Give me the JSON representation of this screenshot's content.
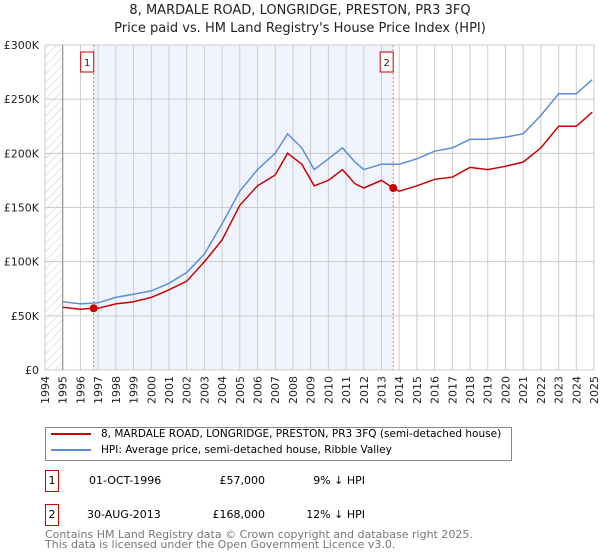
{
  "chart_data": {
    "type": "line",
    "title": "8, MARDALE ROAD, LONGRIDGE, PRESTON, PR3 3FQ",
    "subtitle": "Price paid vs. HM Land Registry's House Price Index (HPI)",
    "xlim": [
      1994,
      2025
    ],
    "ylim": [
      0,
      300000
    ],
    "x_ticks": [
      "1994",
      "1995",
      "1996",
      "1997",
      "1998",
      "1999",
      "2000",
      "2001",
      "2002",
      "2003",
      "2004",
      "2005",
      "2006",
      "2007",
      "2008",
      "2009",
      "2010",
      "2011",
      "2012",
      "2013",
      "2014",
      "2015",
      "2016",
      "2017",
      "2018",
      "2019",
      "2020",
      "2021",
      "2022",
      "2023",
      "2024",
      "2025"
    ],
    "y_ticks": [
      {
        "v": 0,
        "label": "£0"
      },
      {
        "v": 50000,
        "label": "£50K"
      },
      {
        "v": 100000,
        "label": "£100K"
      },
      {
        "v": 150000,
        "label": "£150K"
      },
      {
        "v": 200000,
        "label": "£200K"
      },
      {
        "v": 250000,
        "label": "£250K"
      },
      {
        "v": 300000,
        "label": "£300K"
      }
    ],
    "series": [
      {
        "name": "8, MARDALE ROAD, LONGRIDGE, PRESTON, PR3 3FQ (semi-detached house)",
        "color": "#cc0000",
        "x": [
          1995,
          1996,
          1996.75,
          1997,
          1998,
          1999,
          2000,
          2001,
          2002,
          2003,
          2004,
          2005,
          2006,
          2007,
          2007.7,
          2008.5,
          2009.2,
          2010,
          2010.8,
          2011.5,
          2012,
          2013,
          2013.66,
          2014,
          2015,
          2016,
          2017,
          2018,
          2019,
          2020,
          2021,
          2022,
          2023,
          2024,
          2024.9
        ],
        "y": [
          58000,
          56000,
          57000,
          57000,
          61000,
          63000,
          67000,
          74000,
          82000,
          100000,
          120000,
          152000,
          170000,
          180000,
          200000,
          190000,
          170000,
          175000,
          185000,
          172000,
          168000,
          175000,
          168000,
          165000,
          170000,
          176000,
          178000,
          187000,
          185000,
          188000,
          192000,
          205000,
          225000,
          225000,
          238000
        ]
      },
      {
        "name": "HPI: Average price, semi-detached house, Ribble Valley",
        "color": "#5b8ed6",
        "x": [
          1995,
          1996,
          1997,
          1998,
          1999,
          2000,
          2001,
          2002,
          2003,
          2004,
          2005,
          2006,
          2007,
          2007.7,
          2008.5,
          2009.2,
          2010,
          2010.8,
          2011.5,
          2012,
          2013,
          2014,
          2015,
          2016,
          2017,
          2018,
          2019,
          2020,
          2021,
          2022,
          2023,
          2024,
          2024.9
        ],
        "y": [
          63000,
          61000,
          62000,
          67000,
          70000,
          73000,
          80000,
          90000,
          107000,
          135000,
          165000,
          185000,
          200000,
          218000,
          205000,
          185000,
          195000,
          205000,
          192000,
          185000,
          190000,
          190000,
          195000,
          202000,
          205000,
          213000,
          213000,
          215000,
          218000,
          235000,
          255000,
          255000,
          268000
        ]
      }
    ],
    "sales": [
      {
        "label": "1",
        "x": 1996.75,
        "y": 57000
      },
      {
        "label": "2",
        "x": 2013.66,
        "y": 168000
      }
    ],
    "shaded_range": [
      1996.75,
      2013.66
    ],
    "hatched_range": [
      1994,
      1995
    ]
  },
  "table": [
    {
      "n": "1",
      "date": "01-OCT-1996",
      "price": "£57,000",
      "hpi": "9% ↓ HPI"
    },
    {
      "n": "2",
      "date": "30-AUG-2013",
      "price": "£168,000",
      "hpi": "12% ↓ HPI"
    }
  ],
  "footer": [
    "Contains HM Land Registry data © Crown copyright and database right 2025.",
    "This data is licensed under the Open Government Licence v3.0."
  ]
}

= = =

*Aim:* Read the data above. Pull out each line in which the string "Land" appears.

*Completed task:*
    "subtitle": "Price paid vs. HM Land Registry's House Price Index (HPI)",
    "Contains HM Land Registry data © Crown copyright and database right 2025.",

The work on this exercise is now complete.